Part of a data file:
• • • • • • •
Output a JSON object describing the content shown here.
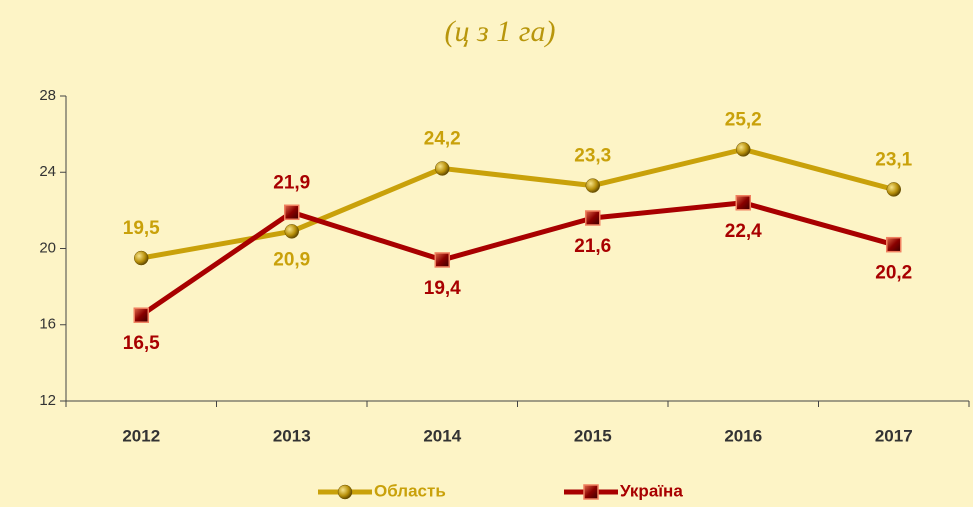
{
  "chart_data": {
    "type": "line",
    "title": "(ц з 1 га)",
    "categories": [
      "2012",
      "2013",
      "2014",
      "2015",
      "2016",
      "2017"
    ],
    "series": [
      {
        "name": "Область",
        "color": "#c9a10a",
        "values": [
          19.5,
          20.9,
          24.2,
          23.3,
          25.2,
          23.1
        ],
        "value_labels": [
          "19,5",
          "20,9",
          "24,2",
          "23,3",
          "25,2",
          "23,1"
        ],
        "marker": "circle"
      },
      {
        "name": "Україна",
        "color": "#a80000",
        "values": [
          16.5,
          21.9,
          19.4,
          21.6,
          22.4,
          20.2
        ],
        "value_labels": [
          "16,5",
          "21,9",
          "19,4",
          "21,6",
          "22,4",
          "20,2"
        ],
        "marker": "square"
      }
    ],
    "ylim": [
      12,
      28
    ],
    "yticks": [
      12,
      16,
      20,
      24,
      28
    ],
    "grid": false,
    "legend": "bottom"
  }
}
• • • • • • •
Exclude the pictures, and transcribe all of the material exactly.

Output a JSON object describing the content shown here.
{
  "chart_data": {
    "type": "line",
    "title": "(ц з 1 га)",
    "categories": [
      "2012",
      "2013",
      "2014",
      "2015",
      "2016",
      "2017"
    ],
    "series": [
      {
        "name": "Область",
        "color": "#c9a10a",
        "values": [
          19.5,
          20.9,
          24.2,
          23.3,
          25.2,
          23.1
        ],
        "value_labels": [
          "19,5",
          "20,9",
          "24,2",
          "23,3",
          "25,2",
          "23,1"
        ],
        "marker": "circle"
      },
      {
        "name": "Україна",
        "color": "#a80000",
        "values": [
          16.5,
          21.9,
          19.4,
          21.6,
          22.4,
          20.2
        ],
        "value_labels": [
          "16,5",
          "21,9",
          "19,4",
          "21,6",
          "22,4",
          "20,2"
        ],
        "marker": "square"
      }
    ],
    "ylim": [
      12,
      28
    ],
    "yticks": [
      12,
      16,
      20,
      24,
      28
    ],
    "grid": false,
    "legend": "bottom"
  }
}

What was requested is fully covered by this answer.